* **SET PROBLEM**
Check every line of the entries below for the word "delle", and copy the ones that have it.

* **MATERIAL SUPPLIED**
++++
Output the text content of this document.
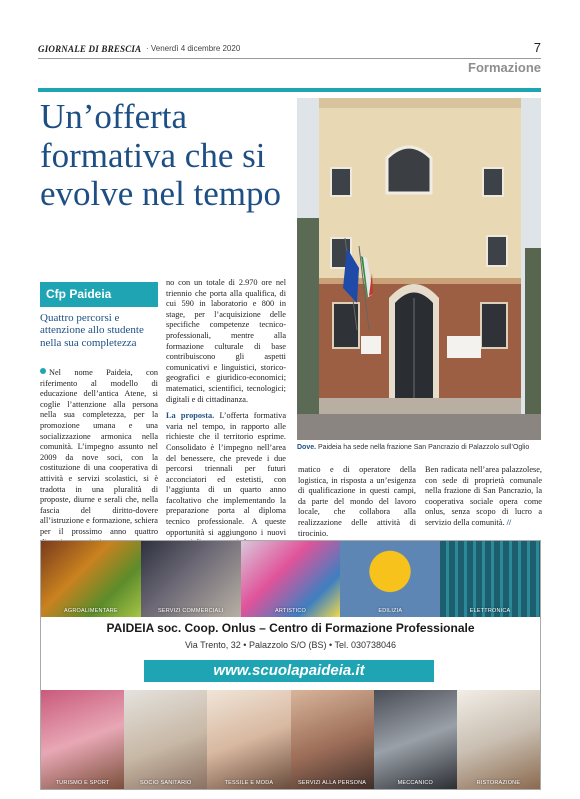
GIORNALE DI BRESCIA · Venerdì 4 dicembre 2020	7
Formazione
Un’offerta formativa che si evolve nel tempo
Cfp Paideia
Quattro percorsi e attenzione allo studente nella sua completezza
Nel nome Paideia, con riferimento al modello di educazione dell’antica Atene, si coglie l’attenzione alla persona nella sua completezza, per la promozione umana e una socializzazione armonica nella comunità. L’impegno assunto nel 2009 da nove soci, con la costituzione di una cooperativa di attività e servizi scolastici, si è tradotta in una pluralità di proposte, diurne e serali che, nella fascia del diritto-dovere all’istruzione e formazione, schiera per il prossimo anno quattro

no con un totale di 2.970 ore nel triennio che porta alla qualifica, di cui 590 in laboratorio e 800 in stage, per l’acquisizione delle specifiche competenze tecnico-professionali, mentre alla formazione culturale di base contribuiscono gli aspetti comunicativi e linguistici, storico-geografici e giuridico-economici; matematici, scientifici, tecnologici; digitali e di cittadinanza.

La proposta. L’offerta formativa varia nel tempo, in rapporto alle richieste che il territorio esprime. Consolidato è l’impegno nell’area del benessere, che prevede i due percorsi triennali per futuri acconciatori ed estetisti, con l’aggiunta di un quarto anno facoltativo che implementando la preparazione porta al diploma tecnico professionale. A queste opportunità si aggiungono i nuovi

matico e di operatore della logistica, in risposta a un’esigenza di qualificazione in questi campi, da parte del mondo del lavoro locale, che collabora alla realizzazione delle attività di tirocinio.
Ben radicata nell’area palazzolese, con sede di proprietà comunale nella frazione di San Pancrazio, la cooperativa sociale opera come onlus, senza scopo di lucro a servizio della comunità. //
Dove. Paideia ha sede nella frazione San Pancrazio di Palazzolo sull’Oglio
AGROALIMENTARE	SERVIZI COMMERCIALI	ARTISTICO	EDILIZIA	ELETTRONICA
PAIDEIA soc. Coop. Onlus – Centro di Formazione Professionale
Via Trento, 32 • Palazzolo S/O (BS) • Tel. 030738046
www.scuolapaideia.it
TURISMO E SPORT	SOCIO SANITARIO	TESSILE E MODA	SERVIZI ALLA PERSONA	MECCANICO	RISTORAZIONE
++++
* **COMPLETED TASK**
no con un totale di 2.970 ore nel triennio che porta alla qualifica, di cui 590 in laboratorio e 800 in stage, per l’acquisizione delle specifiche competenze tecnico-professionali, mentre alla formazione culturale di base contribuiscono gli aspetti comunicativi e linguistici, storico-geografici e giuridico-economici; matematici, scientifici, tecnologici; digitali e di cittadinanza.
matico e di operatore della logistica, in risposta a un’esigenza di qualificazione in questi campi, da parte del mondo del lavoro locale, che collabora alla realizzazione delle attività di tirocinio.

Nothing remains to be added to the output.